**What needs to be done:** Each entry below is to be given again word for word, with no pictures.

Dataset items
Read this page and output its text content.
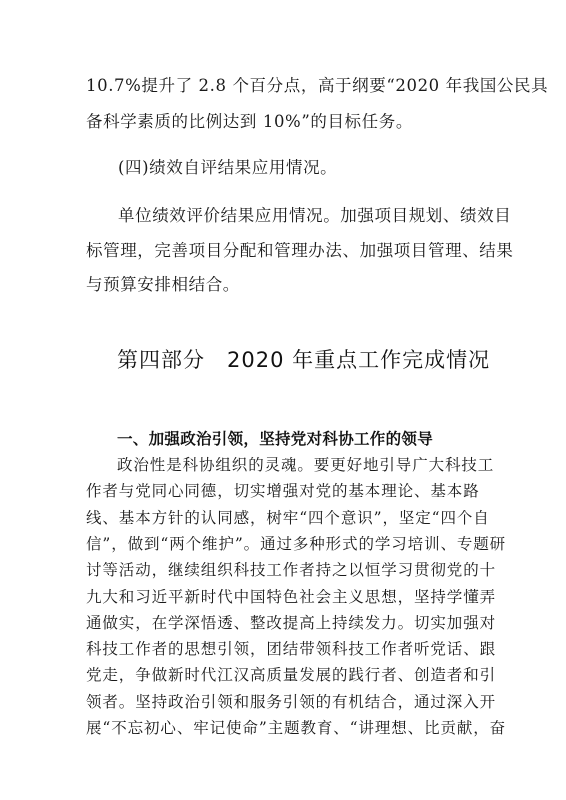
10.7%提升了 2.8 个百分点，高于纲要“2020 年我国公民具
备科学素质的比例达到 10%”的目标任务。
(四)绩效自评结果应用情况。
单位绩效评价结果应用情况。加强项目规划、绩效目
标管理，完善项目分配和管理办法、加强项目管理、结果
与预算安排相结合。
第四部分　2020 年重点工作完成情况
一、加强政治引领，坚持党对科协工作的领导
政治性是科协组织的灵魂。要更好地引导广大科技工
作者与党同心同德，切实增强对党的基本理论、基本路
线、基本方针的认同感，树牢“四个意识”，坚定“四个自
信”，做到“两个维护”。通过多种形式的学习培训、专题研
讨等活动，继续组织科技工作者持之以恒学习贯彻党的十
九大和习近平新时代中国特色社会主义思想，坚持学懂弄
通做实，在学深悟透、整改提高上持续发力。切实加强对
科技工作者的思想引领，团结带领科技工作者听党话、跟
党走，争做新时代江汉高质量发展的践行者、创造者和引
领者。坚持政治引领和服务引领的有机结合，通过深入开
展“不忘初心、牢记使命”主题教育、“讲理想、比贡献，奋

**Complete response:**
Read this page and output its text content.
10.7%提升了 2.8 个百分点，高于纲要“2020 年我国公民具
备科学素质的比例达到 10%”的目标任务。
(四)绩效自评结果应用情况。
单位绩效评价结果应用情况。加强项目规划、绩效目
标管理，完善项目分配和管理办法、加强项目管理、结果
与预算安排相结合。
第四部分　2020 年重点工作完成情况
一、加强政治引领，坚持党对科协工作的领导
政治性是科协组织的灵魂。要更好地引导广大科技工
作者与党同心同德，切实增强对党的基本理论、基本路
线、基本方针的认同感，树牢“四个意识”，坚定“四个自
信”，做到“两个维护”。通过多种形式的学习培训、专题研
讨等活动，继续组织科技工作者持之以恒学习贯彻党的十
九大和习近平新时代中国特色社会主义思想，坚持学懂弄
通做实，在学深悟透、整改提高上持续发力。切实加强对
科技工作者的思想引领，团结带领科技工作者听党话、跟
党走，争做新时代江汉高质量发展的践行者、创造者和引
领者。坚持政治引领和服务引领的有机结合，通过深入开
展“不忘初心、牢记使命”主题教育、“讲理想、比贡献，奋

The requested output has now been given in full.